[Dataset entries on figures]

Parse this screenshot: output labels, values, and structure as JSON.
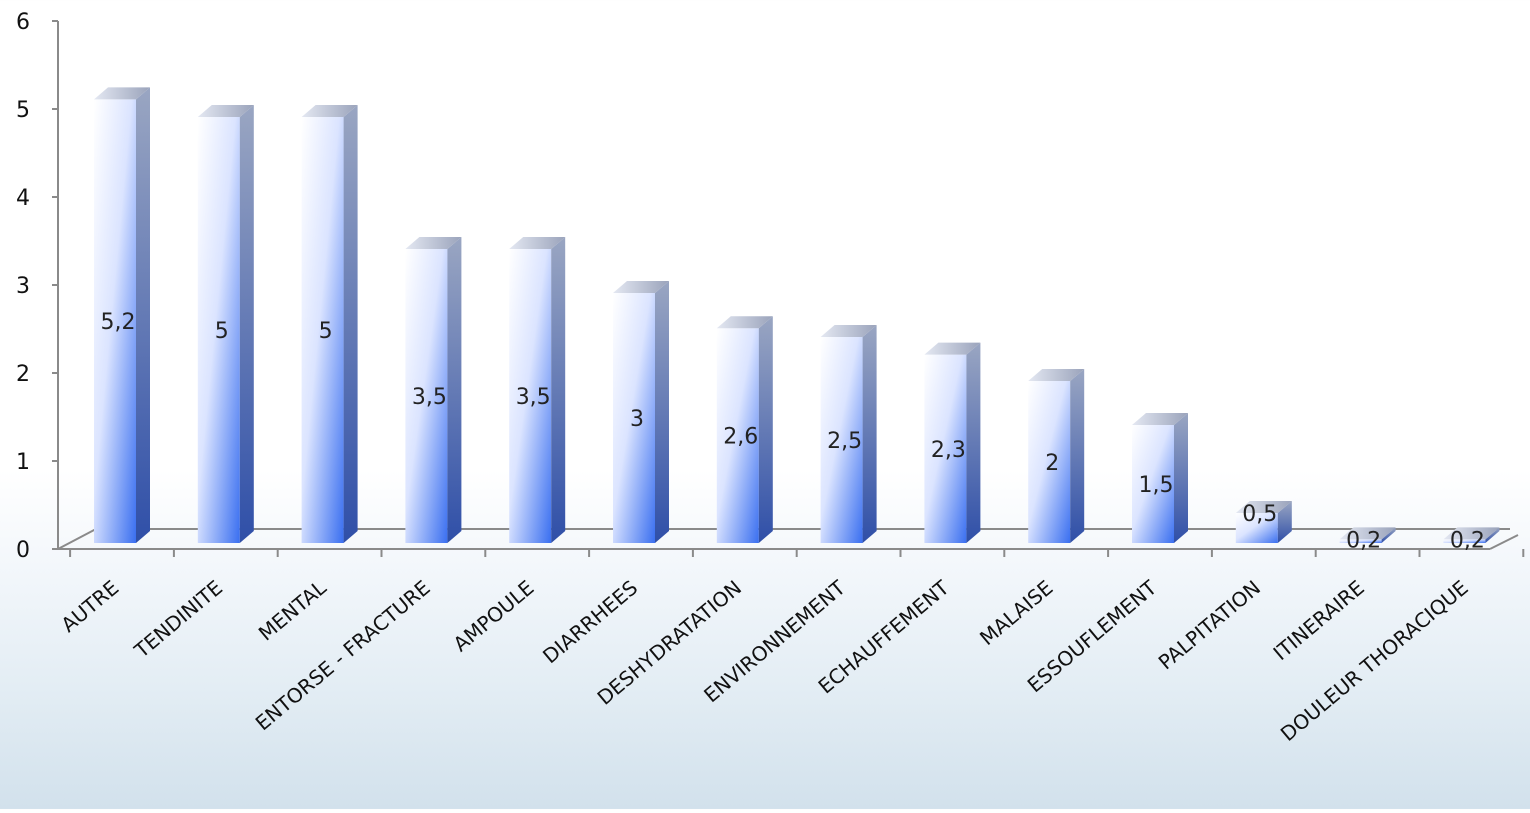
{
  "chart_data": {
    "type": "bar",
    "categories": [
      "AUTRE",
      "TENDINITE",
      "MENTAL",
      "ENTORSE - FRACTURE",
      "AMPOULE",
      "DIARRHEES",
      "DESHYDRATATION",
      "ENVIRONNEMENT",
      "ECHAUFFEMENT",
      "MALAISE",
      "ESSOUFLEMENT",
      "PALPITATION",
      "ITINERAIRE",
      "DOULEUR THORACIQUE"
    ],
    "values": [
      5.2,
      5,
      5,
      3.5,
      3.5,
      3,
      2.6,
      2.5,
      2.3,
      2,
      1.5,
      0.5,
      0.2,
      0.2
    ],
    "data_labels": [
      "5,2",
      "5",
      "5",
      "3,5",
      "3,5",
      "3",
      "2,6",
      "2,5",
      "2,3",
      "2",
      "1,5",
      "0,5",
      "0,2",
      "0,2"
    ],
    "title": "",
    "xlabel": "",
    "ylabel": "",
    "ylim": [
      0,
      6
    ],
    "yticks": [
      "0",
      "1",
      "2",
      "3",
      "4",
      "5",
      "6"
    ],
    "grid": false,
    "legend": "none",
    "style": "3d-columns",
    "colors": {
      "bar_top": "#ffffff",
      "bar_bottom": "#3a6ff0",
      "bar_side": "#5d6f9a",
      "bar_cap": "#c8cede",
      "axis": "#8a8a8a"
    }
  }
}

WORK INSTRUCTIONS:
All entries are to be retyped exactly. Omit any embedded images.

SOLUTION:
Parse this screenshot: output labels, values, and structure as JSON.
{
  "chart_data": {
    "type": "bar",
    "categories": [
      "AUTRE",
      "TENDINITE",
      "MENTAL",
      "ENTORSE - FRACTURE",
      "AMPOULE",
      "DIARRHEES",
      "DESHYDRATATION",
      "ENVIRONNEMENT",
      "ECHAUFFEMENT",
      "MALAISE",
      "ESSOUFLEMENT",
      "PALPITATION",
      "ITINERAIRE",
      "DOULEUR THORACIQUE"
    ],
    "values": [
      5.2,
      5,
      5,
      3.5,
      3.5,
      3,
      2.6,
      2.5,
      2.3,
      2,
      1.5,
      0.5,
      0.2,
      0.2
    ],
    "data_labels": [
      "5,2",
      "5",
      "5",
      "3,5",
      "3,5",
      "3",
      "2,6",
      "2,5",
      "2,3",
      "2",
      "1,5",
      "0,5",
      "0,2",
      "0,2"
    ],
    "title": "",
    "xlabel": "",
    "ylabel": "",
    "ylim": [
      0,
      6
    ],
    "yticks": [
      "0",
      "1",
      "2",
      "3",
      "4",
      "5",
      "6"
    ],
    "grid": false,
    "legend": "none",
    "style": "3d-columns",
    "colors": {
      "bar_top": "#ffffff",
      "bar_bottom": "#3a6ff0",
      "bar_side": "#5d6f9a",
      "bar_cap": "#c8cede",
      "axis": "#8a8a8a"
    }
  }
}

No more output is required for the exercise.